** EXERCISE AIM **
From the listing below, pull out every line where the string "份额超恒生ETF" appears.

* * * * * * *

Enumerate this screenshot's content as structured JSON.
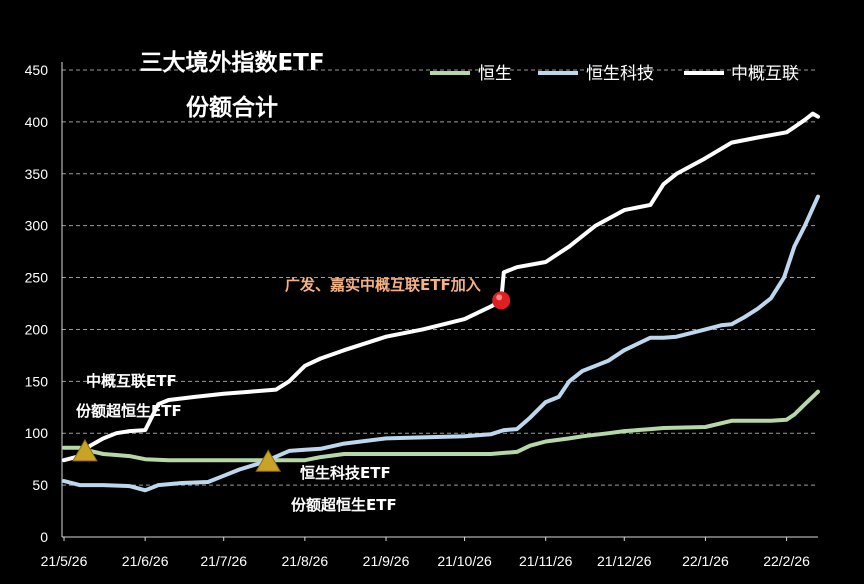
{
  "chart_data": {
    "type": "line",
    "title": [
      "三大境外指数ETF",
      "份额合计"
    ],
    "xlabel": "",
    "ylabel": "",
    "ylim": [
      0,
      450
    ],
    "yticks": [
      "0",
      "50",
      "100",
      "150",
      "200",
      "250",
      "300",
      "350",
      "400",
      "450"
    ],
    "xticks": [
      "21/5/26",
      "21/6/26",
      "21/7/26",
      "21/8/26",
      "21/9/26",
      "21/10/26",
      "21/11/26",
      "21/12/26",
      "22/1/26",
      "22/2/26"
    ],
    "x_range": [
      "2021-05-26",
      "2022-03-10"
    ],
    "grid": "horizontal-dashed",
    "legend_position": "top-right",
    "series": [
      {
        "name": "恒生",
        "color": "#b6d7a8",
        "x": [
          "2021-05-26",
          "2021-06-01",
          "2021-06-05",
          "2021-06-10",
          "2021-06-15",
          "2021-06-20",
          "2021-06-26",
          "2021-07-05",
          "2021-07-15",
          "2021-07-26",
          "2021-08-05",
          "2021-08-15",
          "2021-08-26",
          "2021-09-01",
          "2021-09-10",
          "2021-09-26",
          "2021-10-10",
          "2021-10-26",
          "2021-11-05",
          "2021-11-10",
          "2021-11-15",
          "2021-11-20",
          "2021-11-26",
          "2021-12-05",
          "2021-12-10",
          "2021-12-20",
          "2021-12-26",
          "2022-01-05",
          "2022-01-10",
          "2022-01-26",
          "2022-02-05",
          "2022-02-10",
          "2022-02-15",
          "2022-02-20",
          "2022-02-26",
          "2022-03-01",
          "2022-03-05",
          "2022-03-10"
        ],
        "values": [
          86,
          86,
          83,
          80,
          79,
          78,
          75,
          74,
          74,
          74,
          74,
          74,
          74,
          77,
          80,
          80,
          80,
          80,
          80,
          81,
          82,
          88,
          92,
          95,
          97,
          100,
          102,
          104,
          105,
          106,
          112,
          112,
          112,
          112,
          113,
          118,
          128,
          140
        ]
      },
      {
        "name": "恒生科技",
        "color": "#bdd7ee",
        "x": [
          "2021-05-26",
          "2021-06-01",
          "2021-06-10",
          "2021-06-20",
          "2021-06-26",
          "2021-07-01",
          "2021-07-10",
          "2021-07-20",
          "2021-07-25",
          "2021-08-01",
          "2021-08-10",
          "2021-08-20",
          "2021-08-26",
          "2021-09-01",
          "2021-09-10",
          "2021-09-26",
          "2021-10-10",
          "2021-10-26",
          "2021-11-05",
          "2021-11-10",
          "2021-11-15",
          "2021-11-20",
          "2021-11-26",
          "2021-12-01",
          "2021-12-05",
          "2021-12-10",
          "2021-12-15",
          "2021-12-20",
          "2021-12-26",
          "2022-01-05",
          "2022-01-10",
          "2022-01-15",
          "2022-01-26",
          "2022-02-01",
          "2022-02-05",
          "2022-02-10",
          "2022-02-15",
          "2022-02-20",
          "2022-02-25",
          "2022-03-01",
          "2022-03-05",
          "2022-03-10"
        ],
        "values": [
          54,
          50,
          50,
          49,
          45,
          50,
          52,
          53,
          58,
          65,
          72,
          83,
          84,
          85,
          90,
          95,
          96,
          97,
          99,
          103,
          104,
          115,
          130,
          135,
          150,
          160,
          165,
          170,
          180,
          192,
          192,
          193,
          200,
          204,
          205,
          212,
          220,
          230,
          250,
          280,
          300,
          328
        ]
      },
      {
        "name": "中概互联",
        "color": "#ffffff",
        "x": [
          "2021-05-26",
          "2021-06-01",
          "2021-06-05",
          "2021-06-10",
          "2021-06-15",
          "2021-06-20",
          "2021-06-26",
          "2021-07-01",
          "2021-07-05",
          "2021-07-15",
          "2021-07-26",
          "2021-08-05",
          "2021-08-15",
          "2021-08-20",
          "2021-08-26",
          "2021-09-01",
          "2021-09-10",
          "2021-09-26",
          "2021-10-10",
          "2021-10-26",
          "2021-11-05",
          "2021-11-09",
          "2021-11-10",
          "2021-11-15",
          "2021-11-26",
          "2021-12-05",
          "2021-12-15",
          "2021-12-26",
          "2022-01-05",
          "2022-01-10",
          "2022-01-15",
          "2022-01-26",
          "2022-02-05",
          "2022-02-15",
          "2022-02-26",
          "2022-03-01",
          "2022-03-05",
          "2022-03-08",
          "2022-03-10"
        ],
        "values": [
          74,
          78,
          88,
          95,
          100,
          102,
          103,
          128,
          132,
          135,
          138,
          140,
          142,
          150,
          165,
          172,
          180,
          193,
          200,
          210,
          222,
          228,
          255,
          260,
          265,
          280,
          300,
          315,
          320,
          340,
          350,
          365,
          380,
          385,
          390,
          395,
          402,
          408,
          405
        ]
      }
    ],
    "annotations": {
      "addition_label": "广发、嘉实中概互联ETF加入",
      "cross1_line1": "中概互联ETF",
      "cross1_line2": "份额超恒生ETF",
      "cross2_line1": "恒生科技ETF",
      "cross2_line2": "份额超恒生ETF"
    },
    "markers": [
      {
        "type": "triangle",
        "color": "#c9a227",
        "x": "2021-06-03",
        "y": 82
      },
      {
        "type": "triangle",
        "color": "#c9a227",
        "x": "2021-08-12",
        "y": 72
      },
      {
        "type": "circle",
        "color": "#e02020",
        "x": "2021-11-09",
        "y": 228
      }
    ]
  }
}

* * * * * * *

** SOLUTION TO THE PROBLEM **
      "cross1_line2": "份额超恒生ETF",
      "cross2_line2": "份额超恒生ETF"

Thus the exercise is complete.